***** Materials provided *****

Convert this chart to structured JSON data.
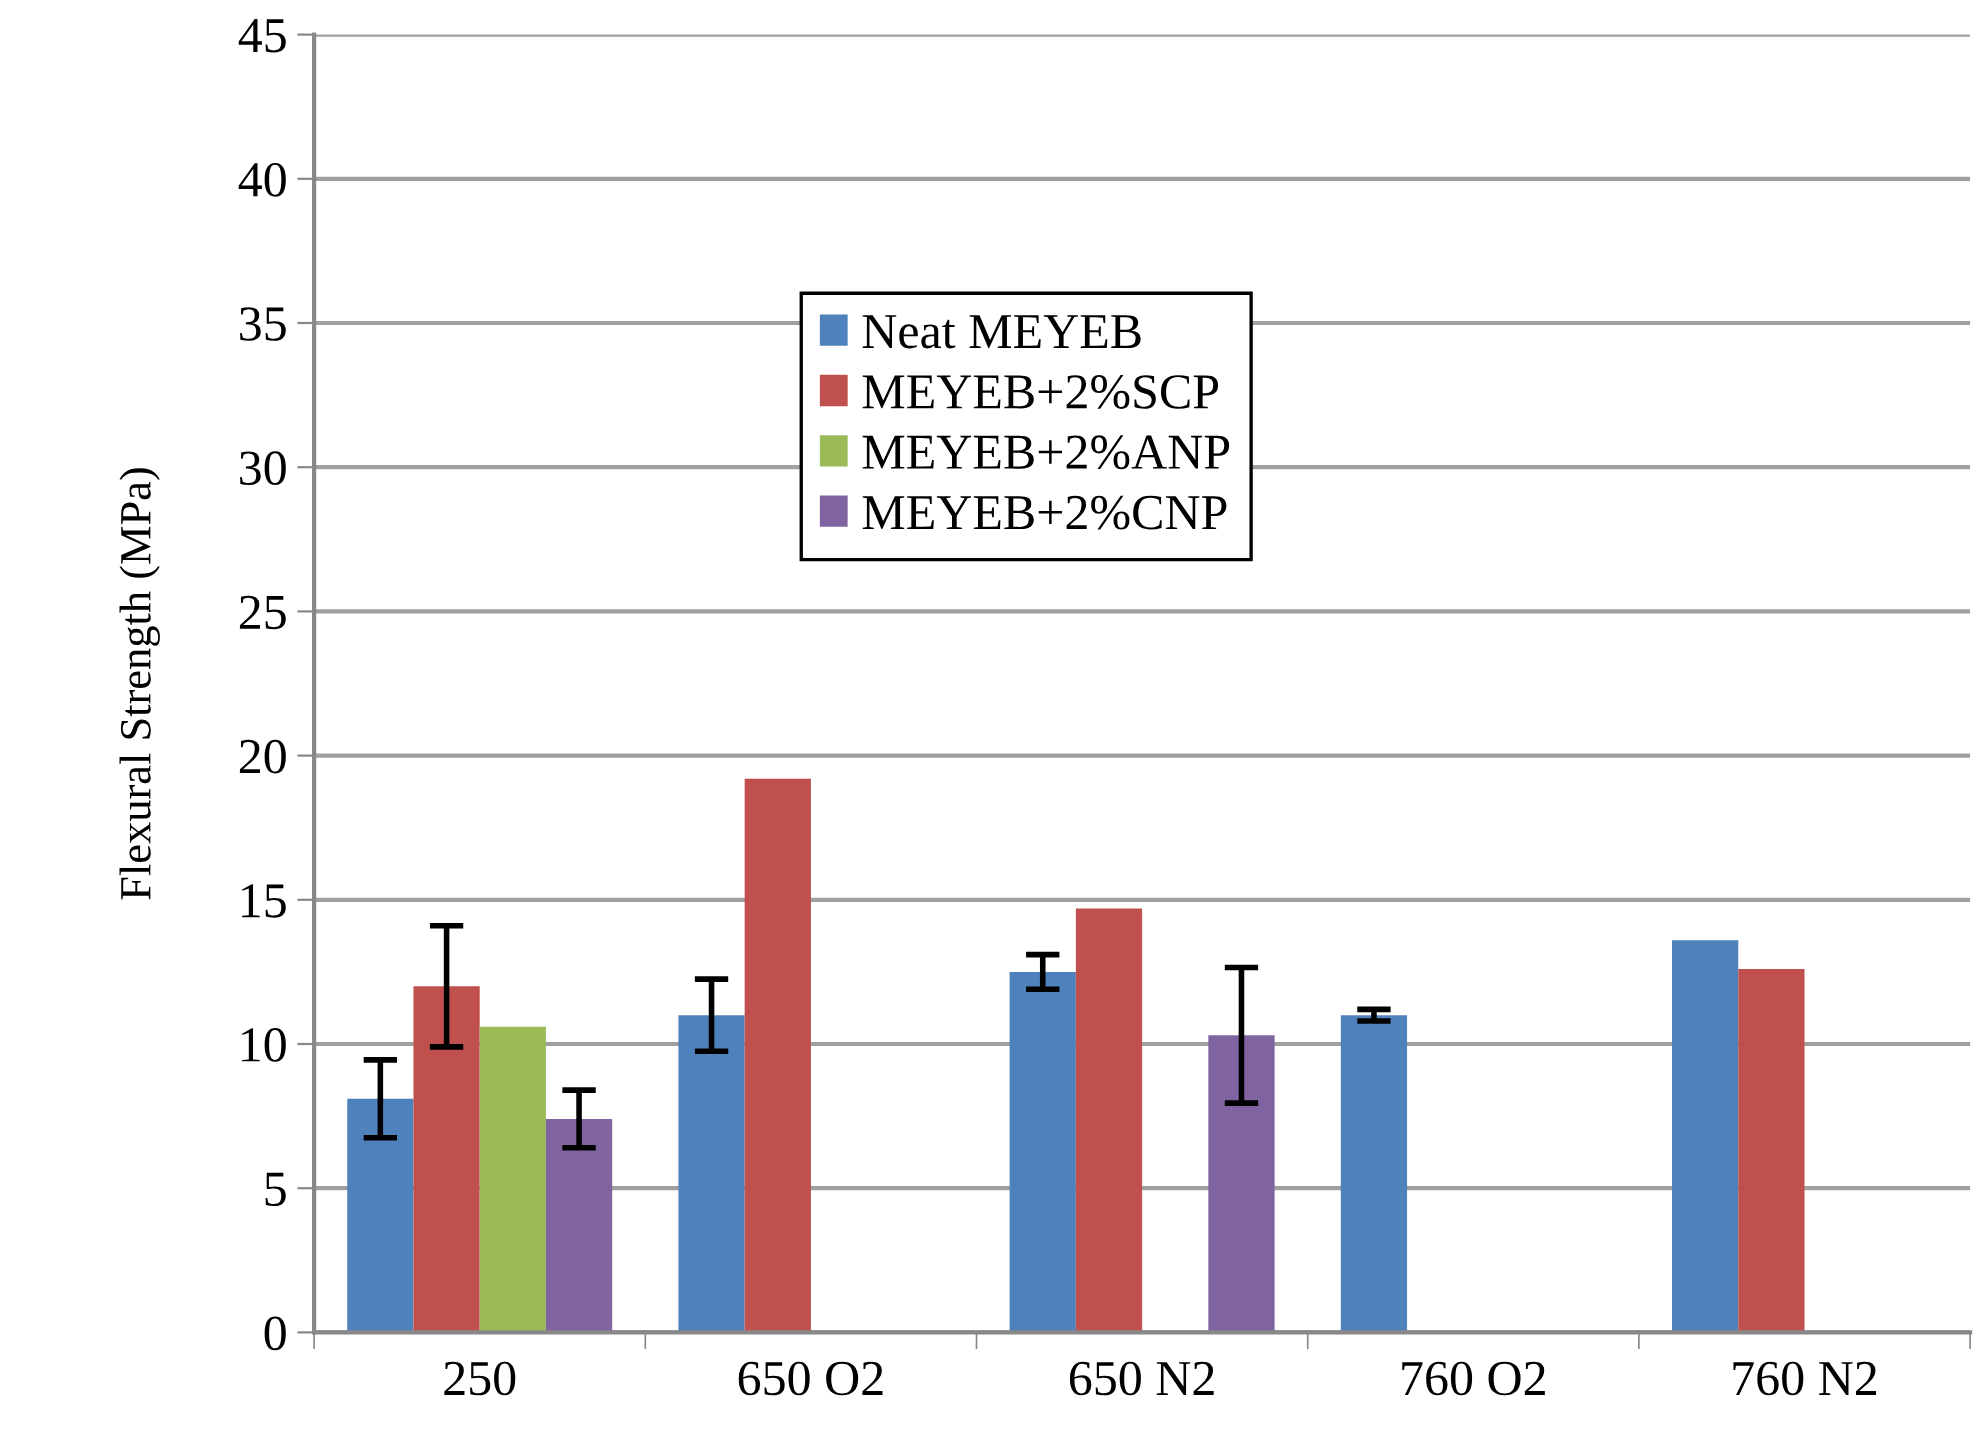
{
  "chart_data": {
    "type": "bar",
    "ylabel": "Flexural Strength (MPa)",
    "categories": [
      "250",
      "650 O2",
      "650 N2",
      "760 O2",
      "760 N2"
    ],
    "series": [
      {
        "name": "Neat MEYEB",
        "color": "#4f81bd",
        "values": [
          8.1,
          11.0,
          12.5,
          11.0,
          13.6
        ],
        "errors": [
          1.35,
          1.25,
          0.6,
          0.2,
          null
        ]
      },
      {
        "name": "MEYEB+2%SCP",
        "color": "#c0504d",
        "values": [
          12.0,
          19.2,
          14.7,
          null,
          12.6
        ],
        "errors": [
          2.1,
          null,
          null,
          null,
          null
        ]
      },
      {
        "name": "MEYEB+2%ANP",
        "color": "#9bbb59",
        "values": [
          10.6,
          null,
          null,
          null,
          null
        ]
      },
      {
        "name": "MEYEB+2%CNP",
        "color": "#8064a2",
        "values": [
          7.4,
          null,
          10.3,
          null,
          null
        ],
        "errors": [
          1.0,
          null,
          2.35,
          null,
          null
        ]
      }
    ],
    "ylim": [
      0,
      45
    ],
    "yticks": [
      0,
      5,
      10,
      15,
      20,
      25,
      30,
      35,
      40,
      45
    ],
    "grid": "y",
    "legend": "top center"
  }
}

*****

## [Direction]
Quote every line of the records above exactly; no picture is to be copied.

## [Output]
Convert this chart to structured JSON data.
{
  "chart_data": {
    "type": "bar",
    "ylabel": "Flexural Strength (MPa)",
    "categories": [
      "250",
      "650 O2",
      "650 N2",
      "760 O2",
      "760 N2"
    ],
    "series": [
      {
        "name": "Neat MEYEB",
        "color": "#4f81bd",
        "values": [
          8.1,
          11.0,
          12.5,
          11.0,
          13.6
        ],
        "errors": [
          1.35,
          1.25,
          0.6,
          0.2,
          null
        ]
      },
      {
        "name": "MEYEB+2%SCP",
        "color": "#c0504d",
        "values": [
          12.0,
          19.2,
          14.7,
          null,
          12.6
        ],
        "errors": [
          2.1,
          null,
          null,
          null,
          null
        ]
      },
      {
        "name": "MEYEB+2%ANP",
        "color": "#9bbb59",
        "values": [
          10.6,
          null,
          null,
          null,
          null
        ]
      },
      {
        "name": "MEYEB+2%CNP",
        "color": "#8064a2",
        "values": [
          7.4,
          null,
          10.3,
          null,
          null
        ],
        "errors": [
          1.0,
          null,
          2.35,
          null,
          null
        ]
      }
    ],
    "ylim": [
      0,
      45
    ],
    "yticks": [
      0,
      5,
      10,
      15,
      20,
      25,
      30,
      35,
      40,
      45
    ],
    "grid": "y",
    "legend": "top center"
  }
}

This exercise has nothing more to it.